======== RECORDS FOR THIS EXERCISE ========

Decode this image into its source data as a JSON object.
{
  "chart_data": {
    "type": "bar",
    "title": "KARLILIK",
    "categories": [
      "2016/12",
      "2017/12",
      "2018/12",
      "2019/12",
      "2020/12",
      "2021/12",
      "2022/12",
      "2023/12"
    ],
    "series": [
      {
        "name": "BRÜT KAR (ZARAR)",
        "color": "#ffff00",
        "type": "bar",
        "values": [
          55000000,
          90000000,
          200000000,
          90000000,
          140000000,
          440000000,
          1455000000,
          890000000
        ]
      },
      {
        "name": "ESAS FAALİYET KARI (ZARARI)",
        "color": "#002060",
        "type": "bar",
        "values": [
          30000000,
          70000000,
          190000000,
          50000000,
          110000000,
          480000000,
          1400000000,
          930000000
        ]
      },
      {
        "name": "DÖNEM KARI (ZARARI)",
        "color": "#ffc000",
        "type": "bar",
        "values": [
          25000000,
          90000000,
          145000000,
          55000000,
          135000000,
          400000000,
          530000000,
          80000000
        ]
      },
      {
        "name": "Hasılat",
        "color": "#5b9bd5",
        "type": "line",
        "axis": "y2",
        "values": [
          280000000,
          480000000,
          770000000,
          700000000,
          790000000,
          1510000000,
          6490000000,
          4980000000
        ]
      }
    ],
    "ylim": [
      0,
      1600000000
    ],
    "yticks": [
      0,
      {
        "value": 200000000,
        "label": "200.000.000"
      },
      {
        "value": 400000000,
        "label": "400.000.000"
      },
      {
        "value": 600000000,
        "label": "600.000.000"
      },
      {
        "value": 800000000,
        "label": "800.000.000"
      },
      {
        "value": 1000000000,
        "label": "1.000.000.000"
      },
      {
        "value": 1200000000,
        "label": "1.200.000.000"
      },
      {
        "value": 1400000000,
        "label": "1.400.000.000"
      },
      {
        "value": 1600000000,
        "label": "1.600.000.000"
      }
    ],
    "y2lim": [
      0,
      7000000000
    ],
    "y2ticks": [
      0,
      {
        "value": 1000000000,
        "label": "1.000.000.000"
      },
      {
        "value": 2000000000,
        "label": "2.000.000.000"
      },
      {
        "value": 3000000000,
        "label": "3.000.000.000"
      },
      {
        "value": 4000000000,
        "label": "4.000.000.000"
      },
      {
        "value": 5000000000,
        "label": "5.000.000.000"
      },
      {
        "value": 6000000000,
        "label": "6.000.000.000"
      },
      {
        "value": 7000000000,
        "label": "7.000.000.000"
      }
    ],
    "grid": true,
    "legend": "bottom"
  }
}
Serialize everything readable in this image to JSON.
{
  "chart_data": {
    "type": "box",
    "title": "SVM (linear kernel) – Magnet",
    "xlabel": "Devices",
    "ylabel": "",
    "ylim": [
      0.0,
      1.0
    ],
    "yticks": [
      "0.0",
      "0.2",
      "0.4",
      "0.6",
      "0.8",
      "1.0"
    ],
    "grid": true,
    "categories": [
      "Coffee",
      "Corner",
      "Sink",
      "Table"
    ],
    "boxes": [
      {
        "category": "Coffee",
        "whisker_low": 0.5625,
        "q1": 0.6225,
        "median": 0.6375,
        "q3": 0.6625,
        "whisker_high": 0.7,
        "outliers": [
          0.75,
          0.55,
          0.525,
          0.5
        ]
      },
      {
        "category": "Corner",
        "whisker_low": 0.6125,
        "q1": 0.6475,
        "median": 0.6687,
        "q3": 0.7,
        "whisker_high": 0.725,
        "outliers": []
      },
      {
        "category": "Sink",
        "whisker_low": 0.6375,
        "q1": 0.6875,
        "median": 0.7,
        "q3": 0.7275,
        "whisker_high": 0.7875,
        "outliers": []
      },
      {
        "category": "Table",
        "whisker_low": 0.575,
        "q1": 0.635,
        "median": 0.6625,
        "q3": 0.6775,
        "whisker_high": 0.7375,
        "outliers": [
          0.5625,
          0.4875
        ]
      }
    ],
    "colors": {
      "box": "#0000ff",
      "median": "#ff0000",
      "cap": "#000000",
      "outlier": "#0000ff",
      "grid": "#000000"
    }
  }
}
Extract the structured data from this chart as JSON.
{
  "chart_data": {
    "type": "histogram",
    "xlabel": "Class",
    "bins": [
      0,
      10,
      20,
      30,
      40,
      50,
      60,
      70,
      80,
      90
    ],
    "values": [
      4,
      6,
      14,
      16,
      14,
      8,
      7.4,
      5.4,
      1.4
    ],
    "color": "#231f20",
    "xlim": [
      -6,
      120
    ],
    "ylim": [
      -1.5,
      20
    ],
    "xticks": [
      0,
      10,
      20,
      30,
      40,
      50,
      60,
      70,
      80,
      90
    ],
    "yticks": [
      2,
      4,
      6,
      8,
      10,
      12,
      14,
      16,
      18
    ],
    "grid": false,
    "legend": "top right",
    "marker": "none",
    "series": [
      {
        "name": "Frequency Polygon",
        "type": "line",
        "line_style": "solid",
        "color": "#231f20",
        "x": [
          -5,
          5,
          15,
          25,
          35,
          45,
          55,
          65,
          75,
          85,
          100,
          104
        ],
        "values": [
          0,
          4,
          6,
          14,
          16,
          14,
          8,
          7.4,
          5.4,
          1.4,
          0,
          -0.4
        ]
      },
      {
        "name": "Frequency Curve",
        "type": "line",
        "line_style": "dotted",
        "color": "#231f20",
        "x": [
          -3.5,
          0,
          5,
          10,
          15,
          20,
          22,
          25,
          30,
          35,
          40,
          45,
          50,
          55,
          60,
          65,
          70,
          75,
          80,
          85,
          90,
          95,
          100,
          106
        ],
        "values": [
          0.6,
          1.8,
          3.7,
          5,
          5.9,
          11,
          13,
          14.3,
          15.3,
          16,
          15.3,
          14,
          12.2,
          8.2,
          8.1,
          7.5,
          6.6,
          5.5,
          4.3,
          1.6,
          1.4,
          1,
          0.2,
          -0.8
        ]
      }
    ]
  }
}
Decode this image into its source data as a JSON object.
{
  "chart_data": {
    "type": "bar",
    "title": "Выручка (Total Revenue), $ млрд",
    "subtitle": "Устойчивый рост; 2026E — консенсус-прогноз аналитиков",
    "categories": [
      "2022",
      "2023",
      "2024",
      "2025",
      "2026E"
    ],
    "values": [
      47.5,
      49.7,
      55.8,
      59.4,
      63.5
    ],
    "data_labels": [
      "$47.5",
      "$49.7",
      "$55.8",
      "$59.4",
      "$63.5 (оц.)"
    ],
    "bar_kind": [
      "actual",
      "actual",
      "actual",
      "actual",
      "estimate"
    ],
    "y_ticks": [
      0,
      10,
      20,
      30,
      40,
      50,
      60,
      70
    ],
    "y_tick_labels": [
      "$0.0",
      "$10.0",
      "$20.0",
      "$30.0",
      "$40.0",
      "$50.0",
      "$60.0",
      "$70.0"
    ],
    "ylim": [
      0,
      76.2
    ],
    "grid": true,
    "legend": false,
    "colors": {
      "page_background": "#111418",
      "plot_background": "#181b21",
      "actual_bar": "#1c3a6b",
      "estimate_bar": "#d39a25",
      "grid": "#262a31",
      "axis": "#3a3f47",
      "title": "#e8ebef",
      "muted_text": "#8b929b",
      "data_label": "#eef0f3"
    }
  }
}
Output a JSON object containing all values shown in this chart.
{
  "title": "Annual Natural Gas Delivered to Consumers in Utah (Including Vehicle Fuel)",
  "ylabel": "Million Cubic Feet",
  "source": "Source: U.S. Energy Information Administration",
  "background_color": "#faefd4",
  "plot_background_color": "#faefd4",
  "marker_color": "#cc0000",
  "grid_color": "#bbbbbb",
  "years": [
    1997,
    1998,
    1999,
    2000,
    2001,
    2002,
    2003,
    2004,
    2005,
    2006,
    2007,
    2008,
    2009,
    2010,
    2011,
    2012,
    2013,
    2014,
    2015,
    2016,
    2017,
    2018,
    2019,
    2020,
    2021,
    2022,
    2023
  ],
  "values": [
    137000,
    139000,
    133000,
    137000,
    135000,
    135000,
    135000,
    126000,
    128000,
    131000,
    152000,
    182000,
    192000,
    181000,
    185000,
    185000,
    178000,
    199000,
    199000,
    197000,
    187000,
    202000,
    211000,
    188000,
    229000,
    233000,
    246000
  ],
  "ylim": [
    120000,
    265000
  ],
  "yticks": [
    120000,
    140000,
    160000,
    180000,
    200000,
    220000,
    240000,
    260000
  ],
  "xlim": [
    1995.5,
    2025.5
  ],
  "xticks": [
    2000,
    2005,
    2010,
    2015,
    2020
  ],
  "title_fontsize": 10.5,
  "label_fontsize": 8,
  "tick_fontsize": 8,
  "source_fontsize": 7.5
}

========

> WORK TO DO
Take the line with "Output a JSON" and all lines after it to the last line, and reproduce them exactly.

> OUTPUT FOR THIS TASK
Output a JSON object containing all values shown in this chart.
{
  "title": "Annual Natural Gas Delivered to Consumers in Utah (Including Vehicle Fuel)",
  "ylabel": "Million Cubic Feet",
  "source": "Source: U.S. Energy Information Administration",
  "background_color": "#faefd4",
  "plot_background_color": "#faefd4",
  "marker_color": "#cc0000",
  "grid_color": "#bbbbbb",
  "years": [
    1997,
    1998,
    1999,
    2000,
    2001,
    2002,
    2003,
    2004,
    2005,
    2006,
    2007,
    2008,
    2009,
    2010,
    2011,
    2012,
    2013,
    2014,
    2015,
    2016,
    2017,
    2018,
    2019,
    2020,
    2021,
    2022,
    2023
  ],
  "values": [
    137000,
    139000,
    133000,
    137000,
    135000,
    135000,
    135000,
    126000,
    128000,
    131000,
    152000,
    182000,
    192000,
    181000,
    185000,
    185000,
    178000,
    199000,
    199000,
    197000,
    187000,
    202000,
    211000,
    188000,
    229000,
    233000,
    246000
  ],
  "ylim": [
    120000,
    265000
  ],
  "yticks": [
    120000,
    140000,
    160000,
    180000,
    200000,
    220000,
    240000,
    260000
  ],
  "xlim": [
    1995.5,
    2025.5
  ],
  "xticks": [
    2000,
    2005,
    2010,
    2015,
    2020
  ],
  "title_fontsize": 10.5,
  "label_fontsize": 8,
  "tick_fontsize": 8,
  "source_fontsize": 7.5
}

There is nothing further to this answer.